* Excerpted records *
○ ○ ○ ○ ○ ○ ○

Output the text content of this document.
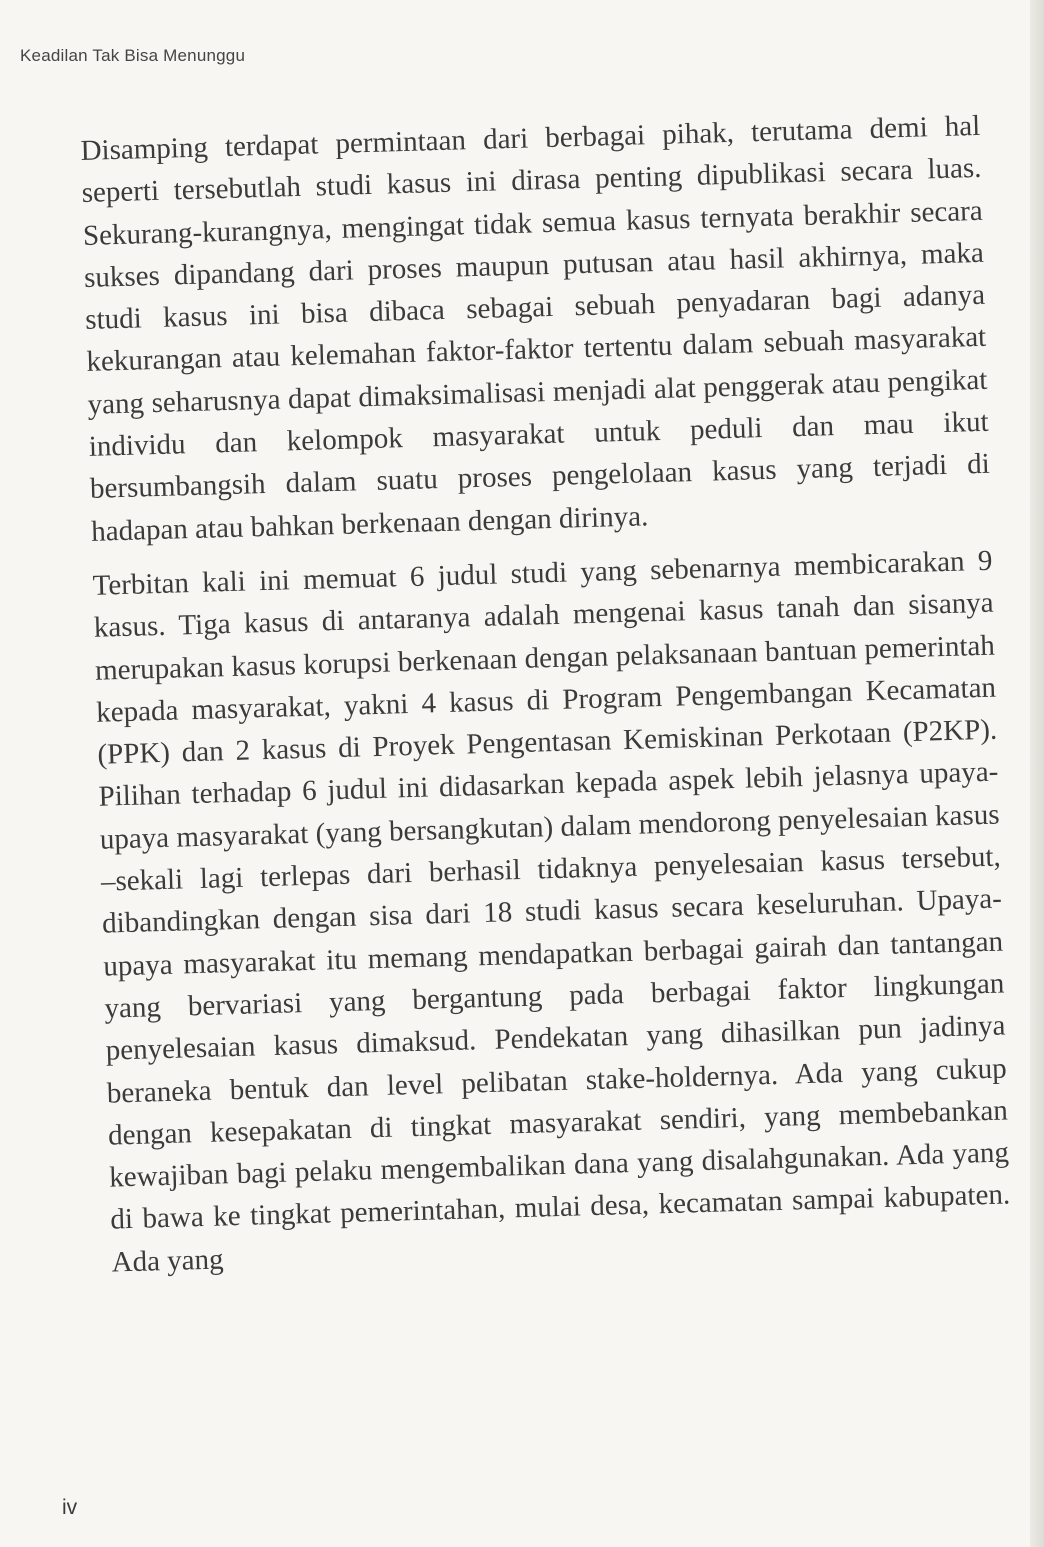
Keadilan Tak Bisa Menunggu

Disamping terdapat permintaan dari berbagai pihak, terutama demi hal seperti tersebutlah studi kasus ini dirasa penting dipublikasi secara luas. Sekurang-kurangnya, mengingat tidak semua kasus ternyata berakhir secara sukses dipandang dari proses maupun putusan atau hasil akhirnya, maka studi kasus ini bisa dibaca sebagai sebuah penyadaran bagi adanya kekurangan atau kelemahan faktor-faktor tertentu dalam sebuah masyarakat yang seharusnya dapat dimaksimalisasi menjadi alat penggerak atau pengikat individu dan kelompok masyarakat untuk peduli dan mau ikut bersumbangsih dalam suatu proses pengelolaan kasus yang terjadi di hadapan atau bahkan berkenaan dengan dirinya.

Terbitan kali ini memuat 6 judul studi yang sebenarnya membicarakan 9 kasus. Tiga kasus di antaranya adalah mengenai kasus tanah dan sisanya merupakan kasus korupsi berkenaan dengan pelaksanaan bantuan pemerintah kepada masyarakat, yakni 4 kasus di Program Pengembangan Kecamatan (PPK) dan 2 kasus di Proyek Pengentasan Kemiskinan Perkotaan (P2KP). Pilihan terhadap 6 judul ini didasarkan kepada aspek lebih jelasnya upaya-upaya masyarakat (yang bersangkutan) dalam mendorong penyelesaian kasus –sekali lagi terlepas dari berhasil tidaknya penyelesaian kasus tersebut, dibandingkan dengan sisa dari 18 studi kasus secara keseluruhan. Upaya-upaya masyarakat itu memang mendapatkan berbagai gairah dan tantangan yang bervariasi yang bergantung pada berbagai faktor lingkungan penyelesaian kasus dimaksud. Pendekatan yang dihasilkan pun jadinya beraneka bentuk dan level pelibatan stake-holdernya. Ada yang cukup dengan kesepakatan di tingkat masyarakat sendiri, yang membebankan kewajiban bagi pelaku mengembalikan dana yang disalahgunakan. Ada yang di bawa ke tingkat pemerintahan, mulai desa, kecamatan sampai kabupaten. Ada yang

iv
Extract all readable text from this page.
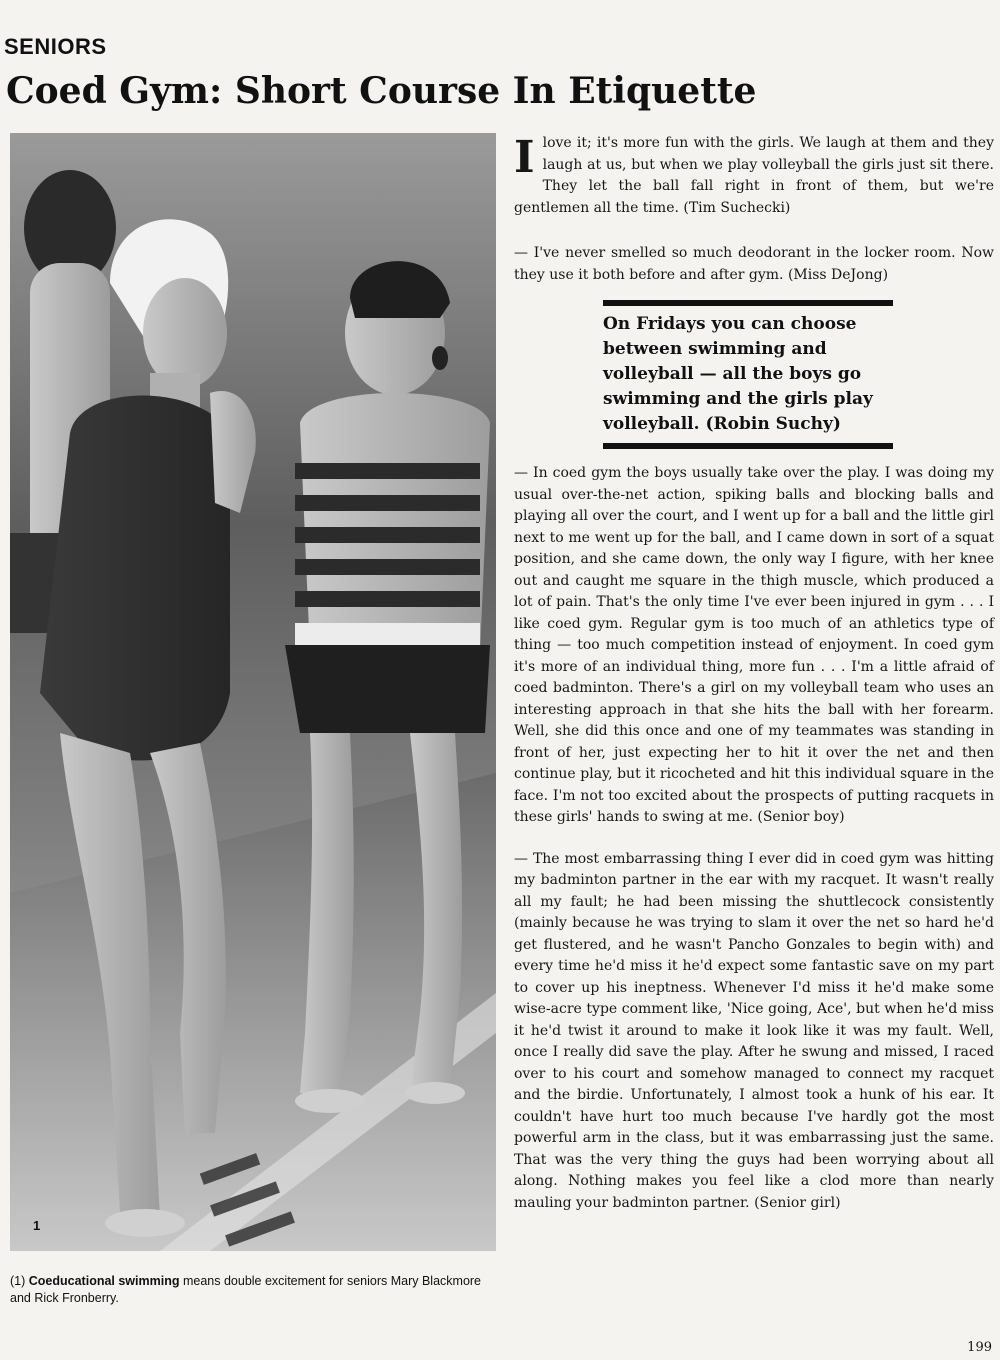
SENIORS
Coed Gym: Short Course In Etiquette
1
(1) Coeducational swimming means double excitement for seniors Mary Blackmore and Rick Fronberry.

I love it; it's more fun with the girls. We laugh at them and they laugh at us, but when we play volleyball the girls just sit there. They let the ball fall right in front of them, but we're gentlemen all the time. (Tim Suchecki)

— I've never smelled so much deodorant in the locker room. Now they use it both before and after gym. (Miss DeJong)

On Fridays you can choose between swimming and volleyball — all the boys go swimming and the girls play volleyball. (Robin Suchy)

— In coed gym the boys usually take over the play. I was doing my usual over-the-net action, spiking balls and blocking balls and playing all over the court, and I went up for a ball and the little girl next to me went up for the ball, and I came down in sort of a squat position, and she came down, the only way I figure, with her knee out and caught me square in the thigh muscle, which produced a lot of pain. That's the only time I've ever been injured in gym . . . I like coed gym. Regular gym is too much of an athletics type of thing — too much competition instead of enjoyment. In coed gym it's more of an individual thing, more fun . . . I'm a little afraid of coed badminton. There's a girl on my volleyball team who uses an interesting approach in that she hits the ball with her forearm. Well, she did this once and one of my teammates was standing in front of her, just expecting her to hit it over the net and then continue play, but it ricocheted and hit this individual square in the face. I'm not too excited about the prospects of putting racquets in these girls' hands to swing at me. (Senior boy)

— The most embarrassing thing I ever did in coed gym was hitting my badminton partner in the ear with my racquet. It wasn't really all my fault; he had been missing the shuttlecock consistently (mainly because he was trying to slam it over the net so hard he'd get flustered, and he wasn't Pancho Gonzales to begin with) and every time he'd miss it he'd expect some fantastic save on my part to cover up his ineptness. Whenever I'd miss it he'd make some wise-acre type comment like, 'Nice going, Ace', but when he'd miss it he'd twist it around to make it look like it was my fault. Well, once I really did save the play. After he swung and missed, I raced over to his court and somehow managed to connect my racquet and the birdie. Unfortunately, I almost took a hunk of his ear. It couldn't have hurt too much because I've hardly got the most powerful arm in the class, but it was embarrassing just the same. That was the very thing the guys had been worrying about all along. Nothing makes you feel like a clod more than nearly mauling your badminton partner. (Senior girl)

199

○ ○ ○ ○ ○ ○ ○

In the lines above, find each one with "text" and list it.

* Written reply *
Output the text content of this document.
Extract all readable text from this page.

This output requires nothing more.